#### İstenenler
(A) Önalım kararına göre diğer ortakların muvafakatinin hangi yollarla sağlanabileceğini eksiksiz sıralayın.
(B) Önalım kararını son cümlesinden itibaren sürdürün.

#### Verilen metin
========

(Kapatılan) 6. Hukuk Dairesi 2012/4264 E. , 2012/7204 K.
"İçtihat Metni"MAHKEMESİ :Sulh Hukuk Mahkemesi
DAVA TÜRÜ : Önalım
Mahalli mahkemesinden verilmiş bulunan yukarıda tarih ve numarası yazılı önalım davasına dair karar, davalı tarafından süresi içinde temyiz edilmiş olmakla, dosyadaki bütün kağıtlar okunup gereği görüşülüp düşünüldü.
Uyuşmazlık, önalım hakkına konu edilen payın iptali ile davacılar adına tesciline ilişkindir. Mahkemece davanın kabulüne karar verilmesi üzerine, hüküm Davalı vekili tarafından temyiz edilmiştir.
Önalım davasının davalısı önalım hakkına ilişkin taşınmazdaki payı satın almadan önce o taşınmazda paydaş ise bu paydaş hakkında önalım hakkı kullanılamaz. Zira TMK.nun 732.maddesiyle bir paydaşın payının üçüncü şahsa satması halinde önalım hakkının varlığı kabul edilmiştir. Paydaş üçüncü kişi sayılamayacağından paydaşın paydaş aleyhine önalım hakkını kullanması söz konusu olamaz. Dava hakkına ilişkin bu hususun davanın her aşamasında kendiliğinden göz önünde bulundurulması gerekir.
Önalım hakkının kullanılmasında davacının dayandığı pay elbirliği mülkiyetine konu ise tüm ortakların birlikte dava açması veya birinin açtığı davaya diğerlerinin muvafakat etmesi gerekir. Çünkü bu gibi hallerde 11.10.1982 gün 3/2 sayılı İçtihadı Birleştirme Kararı uyarınca davanın tereke adına açıldığının kabulü gerekir. Muvafakat duruşmaya gelip bu konuda beyanda bulunmakla veya imzası noterce onaylı muvafakat belgesi ibraz edilmesi suretiyle yahut davacı adına davayı takip eden avukata vekalet verilmesi ile sağlanabilir. Bu yolda ortakların tümünün muvafakatı sağlanamazsa Türk Medeni Kanununun 640.maddesi hükmü uyarınca miras bırakanın terekesine görevli mahkemede temsilci atanması için davacıya süre verilir. Temsilci davacı dışında biri olursa davacının sıfatı biter davayı temsilci takip eder. Dava hakkına ilişkin olan bu hususun hakim tarafından kendiliğinden öncelikle nazara alınması gerekir.

========

#### Çıkarılan kayıtlar
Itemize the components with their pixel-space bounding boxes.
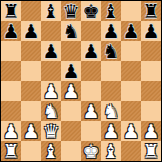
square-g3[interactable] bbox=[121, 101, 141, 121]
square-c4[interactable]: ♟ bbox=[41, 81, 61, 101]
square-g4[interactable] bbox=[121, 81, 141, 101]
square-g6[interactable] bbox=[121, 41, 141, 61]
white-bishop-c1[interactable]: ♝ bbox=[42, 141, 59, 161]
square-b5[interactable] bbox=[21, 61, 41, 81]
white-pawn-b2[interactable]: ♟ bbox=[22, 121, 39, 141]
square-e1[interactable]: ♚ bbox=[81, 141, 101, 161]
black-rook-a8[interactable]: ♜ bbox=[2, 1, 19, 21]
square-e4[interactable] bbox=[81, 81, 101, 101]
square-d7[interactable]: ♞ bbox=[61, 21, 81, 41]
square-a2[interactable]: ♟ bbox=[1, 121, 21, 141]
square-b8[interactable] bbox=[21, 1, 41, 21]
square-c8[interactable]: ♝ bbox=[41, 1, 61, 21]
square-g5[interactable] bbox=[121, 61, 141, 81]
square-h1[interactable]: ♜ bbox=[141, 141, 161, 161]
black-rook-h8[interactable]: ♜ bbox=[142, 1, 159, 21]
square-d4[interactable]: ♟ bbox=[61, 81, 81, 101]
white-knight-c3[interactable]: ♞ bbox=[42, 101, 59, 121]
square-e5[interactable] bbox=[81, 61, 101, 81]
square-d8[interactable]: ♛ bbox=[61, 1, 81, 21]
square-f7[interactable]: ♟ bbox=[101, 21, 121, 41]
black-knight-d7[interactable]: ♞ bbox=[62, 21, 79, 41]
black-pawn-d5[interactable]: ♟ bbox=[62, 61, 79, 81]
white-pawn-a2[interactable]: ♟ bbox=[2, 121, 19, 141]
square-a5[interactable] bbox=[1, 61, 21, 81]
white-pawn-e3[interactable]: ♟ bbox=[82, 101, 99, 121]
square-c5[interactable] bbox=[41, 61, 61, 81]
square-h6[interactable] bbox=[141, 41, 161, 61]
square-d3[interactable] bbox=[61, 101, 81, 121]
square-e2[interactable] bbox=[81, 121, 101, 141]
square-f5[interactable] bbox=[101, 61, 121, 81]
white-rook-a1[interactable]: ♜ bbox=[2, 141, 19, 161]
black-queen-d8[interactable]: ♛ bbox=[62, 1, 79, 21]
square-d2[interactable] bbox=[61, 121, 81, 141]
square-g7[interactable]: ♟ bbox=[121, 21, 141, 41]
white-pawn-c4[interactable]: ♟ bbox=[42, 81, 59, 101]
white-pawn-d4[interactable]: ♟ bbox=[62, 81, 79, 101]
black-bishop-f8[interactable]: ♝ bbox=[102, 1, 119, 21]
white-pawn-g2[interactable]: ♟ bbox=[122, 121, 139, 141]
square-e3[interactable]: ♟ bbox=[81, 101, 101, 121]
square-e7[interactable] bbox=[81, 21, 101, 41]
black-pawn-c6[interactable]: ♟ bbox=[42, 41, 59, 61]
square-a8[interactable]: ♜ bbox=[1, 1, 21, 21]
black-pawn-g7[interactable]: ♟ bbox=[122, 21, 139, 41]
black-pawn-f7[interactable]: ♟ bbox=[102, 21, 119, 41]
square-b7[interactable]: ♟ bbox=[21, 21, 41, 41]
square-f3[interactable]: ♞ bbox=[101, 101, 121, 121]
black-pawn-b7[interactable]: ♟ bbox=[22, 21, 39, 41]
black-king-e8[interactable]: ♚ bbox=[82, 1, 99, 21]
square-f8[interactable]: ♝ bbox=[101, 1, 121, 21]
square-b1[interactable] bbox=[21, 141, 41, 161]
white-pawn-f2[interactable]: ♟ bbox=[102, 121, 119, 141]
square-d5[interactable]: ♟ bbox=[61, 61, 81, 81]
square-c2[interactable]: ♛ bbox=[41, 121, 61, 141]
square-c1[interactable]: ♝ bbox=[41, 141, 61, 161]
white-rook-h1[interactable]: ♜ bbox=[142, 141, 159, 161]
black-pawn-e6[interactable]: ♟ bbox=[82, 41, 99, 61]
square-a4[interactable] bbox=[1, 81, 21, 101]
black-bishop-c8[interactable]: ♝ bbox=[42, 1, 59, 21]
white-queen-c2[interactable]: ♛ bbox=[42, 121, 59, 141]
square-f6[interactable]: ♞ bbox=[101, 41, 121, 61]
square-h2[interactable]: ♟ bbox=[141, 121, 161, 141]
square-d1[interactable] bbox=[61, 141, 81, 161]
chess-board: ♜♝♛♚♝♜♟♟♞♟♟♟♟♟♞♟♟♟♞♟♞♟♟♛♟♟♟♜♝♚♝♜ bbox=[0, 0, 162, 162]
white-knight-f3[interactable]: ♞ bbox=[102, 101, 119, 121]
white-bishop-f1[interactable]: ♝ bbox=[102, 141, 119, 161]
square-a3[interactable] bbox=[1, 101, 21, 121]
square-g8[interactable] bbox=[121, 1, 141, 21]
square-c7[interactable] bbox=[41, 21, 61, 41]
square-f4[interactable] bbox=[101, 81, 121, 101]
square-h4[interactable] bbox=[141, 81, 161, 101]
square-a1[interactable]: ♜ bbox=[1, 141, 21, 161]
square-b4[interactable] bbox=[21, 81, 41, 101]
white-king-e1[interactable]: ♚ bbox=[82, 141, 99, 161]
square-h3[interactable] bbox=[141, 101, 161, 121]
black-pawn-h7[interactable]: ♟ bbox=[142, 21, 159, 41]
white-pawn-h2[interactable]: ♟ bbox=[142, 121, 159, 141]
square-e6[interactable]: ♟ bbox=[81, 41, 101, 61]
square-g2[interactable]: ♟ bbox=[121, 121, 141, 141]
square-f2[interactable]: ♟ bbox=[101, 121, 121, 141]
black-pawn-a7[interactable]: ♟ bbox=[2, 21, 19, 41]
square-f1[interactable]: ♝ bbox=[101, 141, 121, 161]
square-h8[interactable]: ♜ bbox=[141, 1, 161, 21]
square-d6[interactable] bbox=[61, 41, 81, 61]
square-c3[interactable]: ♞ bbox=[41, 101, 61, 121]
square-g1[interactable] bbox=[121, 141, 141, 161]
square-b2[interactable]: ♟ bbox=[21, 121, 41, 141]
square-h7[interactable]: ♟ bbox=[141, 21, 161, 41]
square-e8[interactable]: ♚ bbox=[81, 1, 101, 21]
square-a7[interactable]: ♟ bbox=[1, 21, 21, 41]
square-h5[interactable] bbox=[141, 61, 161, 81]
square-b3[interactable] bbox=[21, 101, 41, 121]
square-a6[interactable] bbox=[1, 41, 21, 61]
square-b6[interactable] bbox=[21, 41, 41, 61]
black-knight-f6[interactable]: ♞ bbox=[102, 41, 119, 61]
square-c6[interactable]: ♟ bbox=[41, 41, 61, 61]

========

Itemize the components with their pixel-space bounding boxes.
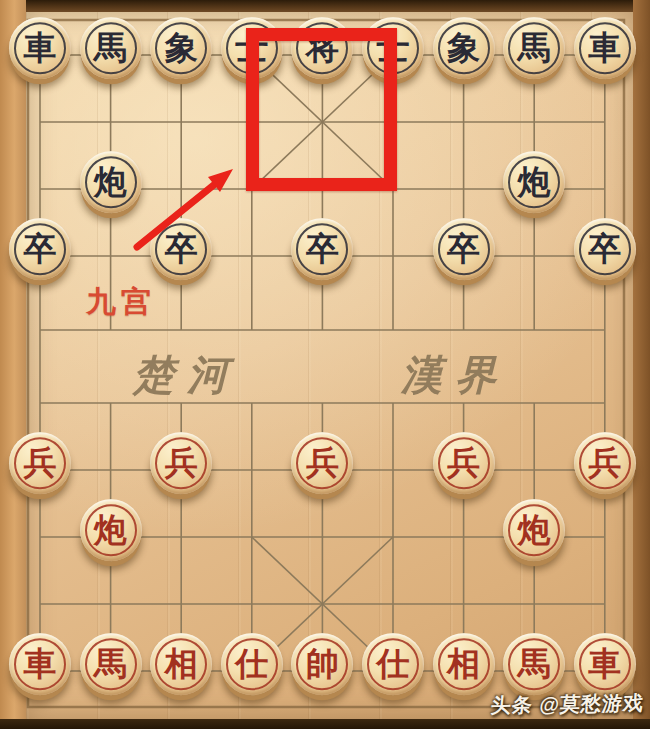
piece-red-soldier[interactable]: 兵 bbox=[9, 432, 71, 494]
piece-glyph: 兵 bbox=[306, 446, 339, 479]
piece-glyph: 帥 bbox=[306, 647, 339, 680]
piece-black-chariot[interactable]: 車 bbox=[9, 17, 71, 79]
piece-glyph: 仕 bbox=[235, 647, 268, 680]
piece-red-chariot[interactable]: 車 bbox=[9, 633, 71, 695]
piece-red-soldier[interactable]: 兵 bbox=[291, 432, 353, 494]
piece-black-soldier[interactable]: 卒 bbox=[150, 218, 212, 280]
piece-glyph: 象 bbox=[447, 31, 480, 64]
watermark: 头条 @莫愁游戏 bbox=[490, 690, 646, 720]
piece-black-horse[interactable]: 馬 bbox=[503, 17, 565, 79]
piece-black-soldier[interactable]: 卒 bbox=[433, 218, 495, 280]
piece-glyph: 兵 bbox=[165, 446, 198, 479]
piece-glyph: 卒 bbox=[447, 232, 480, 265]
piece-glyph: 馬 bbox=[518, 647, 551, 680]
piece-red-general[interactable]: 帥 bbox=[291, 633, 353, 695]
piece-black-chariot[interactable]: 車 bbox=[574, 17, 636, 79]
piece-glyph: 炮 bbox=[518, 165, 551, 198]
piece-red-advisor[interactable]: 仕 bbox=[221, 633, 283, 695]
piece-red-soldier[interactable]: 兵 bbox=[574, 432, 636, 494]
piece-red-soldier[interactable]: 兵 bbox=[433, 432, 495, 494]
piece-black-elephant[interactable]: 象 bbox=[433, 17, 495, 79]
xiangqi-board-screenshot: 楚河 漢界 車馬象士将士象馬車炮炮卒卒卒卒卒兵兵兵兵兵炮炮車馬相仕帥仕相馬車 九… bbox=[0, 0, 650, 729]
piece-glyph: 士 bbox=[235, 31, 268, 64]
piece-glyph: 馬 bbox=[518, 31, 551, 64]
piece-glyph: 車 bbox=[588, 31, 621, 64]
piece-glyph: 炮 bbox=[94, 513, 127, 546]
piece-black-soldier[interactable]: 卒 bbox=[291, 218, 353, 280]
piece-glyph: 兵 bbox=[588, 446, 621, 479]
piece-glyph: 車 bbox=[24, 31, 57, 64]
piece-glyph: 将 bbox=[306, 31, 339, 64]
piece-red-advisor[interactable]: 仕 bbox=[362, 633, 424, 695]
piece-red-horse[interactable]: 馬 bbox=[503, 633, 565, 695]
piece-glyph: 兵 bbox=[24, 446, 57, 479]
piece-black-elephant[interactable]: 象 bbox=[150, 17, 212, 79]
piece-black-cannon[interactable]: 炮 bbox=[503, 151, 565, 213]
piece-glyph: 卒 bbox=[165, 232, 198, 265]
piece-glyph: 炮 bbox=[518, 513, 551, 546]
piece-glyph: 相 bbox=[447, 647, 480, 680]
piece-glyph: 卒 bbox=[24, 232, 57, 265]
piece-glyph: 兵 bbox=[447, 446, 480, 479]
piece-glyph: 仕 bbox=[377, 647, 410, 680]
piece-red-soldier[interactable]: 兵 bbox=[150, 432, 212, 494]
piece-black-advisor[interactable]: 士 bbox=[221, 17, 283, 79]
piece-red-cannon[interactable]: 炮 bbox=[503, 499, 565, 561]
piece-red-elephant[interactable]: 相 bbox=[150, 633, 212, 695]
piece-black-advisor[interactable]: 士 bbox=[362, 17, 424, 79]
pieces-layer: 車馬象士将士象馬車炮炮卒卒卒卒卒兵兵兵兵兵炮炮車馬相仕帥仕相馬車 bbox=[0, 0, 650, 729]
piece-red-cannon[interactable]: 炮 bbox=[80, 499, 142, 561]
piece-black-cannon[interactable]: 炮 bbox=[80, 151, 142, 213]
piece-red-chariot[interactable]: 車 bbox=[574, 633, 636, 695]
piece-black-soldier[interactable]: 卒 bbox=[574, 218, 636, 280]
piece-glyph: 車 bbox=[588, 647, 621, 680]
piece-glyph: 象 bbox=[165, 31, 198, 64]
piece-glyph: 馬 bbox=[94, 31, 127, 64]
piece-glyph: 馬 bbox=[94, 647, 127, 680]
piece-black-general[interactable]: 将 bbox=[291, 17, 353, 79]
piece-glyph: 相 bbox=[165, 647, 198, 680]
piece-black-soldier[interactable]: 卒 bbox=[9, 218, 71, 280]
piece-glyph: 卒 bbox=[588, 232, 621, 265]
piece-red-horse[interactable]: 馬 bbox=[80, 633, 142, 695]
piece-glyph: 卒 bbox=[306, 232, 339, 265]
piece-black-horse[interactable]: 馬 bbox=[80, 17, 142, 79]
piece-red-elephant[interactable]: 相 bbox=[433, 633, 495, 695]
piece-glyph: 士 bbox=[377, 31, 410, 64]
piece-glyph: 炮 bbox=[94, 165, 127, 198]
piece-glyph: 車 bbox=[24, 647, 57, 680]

========

#### Alıştırma sonuçları
(A)
- Duruşmaya gelip bu konuda beyanda bulunmak
- İmzası noterce onaylı muvafakat belgesi ibraz etmek
- Davacı adına davayı takip eden avukata vekalet vermek

(B)
Öte yandan önalım davasına konu payın ilişkin bulunduğu taşınmaz paydaşlarca özel olarak kendi aralarında taksim edilip her bir paydaş belirli bir kısmı kullanırken bunlardan biri kendisinin kullandığı yeri ve bu yere tekabül eden payı bir üçüncü şahsa satarsa, satıcı zamanında bu yerde hak iddia etmeyen davacının tapuda yapılan satış nedeniyle önalım hakkını kullanması T.M.K.nun 2.maddesinde yer alan dürüstlük kuralı ile bağdaşmaz. Kötü niyet iddiası 14.2.1951 gün ve 17/1 sayılı İçtihadı Birleştirme Kararı uyarınca davanın her aşamasında ileri sürülebileceği gibi mahkemece de kendiliğinden nazara alınması gerekir. Bu gibi halde savunmanın genişletilmesi söz konusu değildir. Eylemli paylaşmanın varlığı halinde davanın reddi gerekir.
Davacılar ..., ... ve ... vekili tarafından 07/06/2011 tarihinde açılan davada davalının ... nolu parselde ...’ya ait 1/5 payı 16/02/2011 tarihinde satın aldığını, müvekkillerinin satıştan haberdar olarak önalım hakkını kullanmak istediklerini belirterek davaya konu payın müvekkilleri adına tesciline karar verilmesini talep etmiştir. Davalı ise savunmasında, payı satın aldığı ...’nın taşınmazın fiilen taksim edildiğini söylediğini, taşınmazın değerinin tapuda gösterilenden daha fazla olduğunu savunmuştur.
Dosya arasında bulunan tapu kayıtları incelendiğinde; Davaya konu 1/5 payın davalı adına 16/02/2011 tarihinde satış edinme sebebi ile tescil edildiği, davacılara ait 11/10/2010 tarihinde intikal edinme sebebi ile tescil edilen elbirliği mülkiyetine tabi paylarının bulunduğu, her ne kadar davacıların ayrıca 03/03/2011 tarih ve 3197 nolu satış ve birleştirme sebepli tescil edilen ...’ya ait 7/60, ...’ya ait 17/120 ve ...’ya ait 17/120 paylarının bulunduğu görülmekte ise de edinme sebebi kısmında belirtilen ve birleştirme sebebi ile tescil edilen payların hangi tarihte edinildiği anlaşılamamaktadır.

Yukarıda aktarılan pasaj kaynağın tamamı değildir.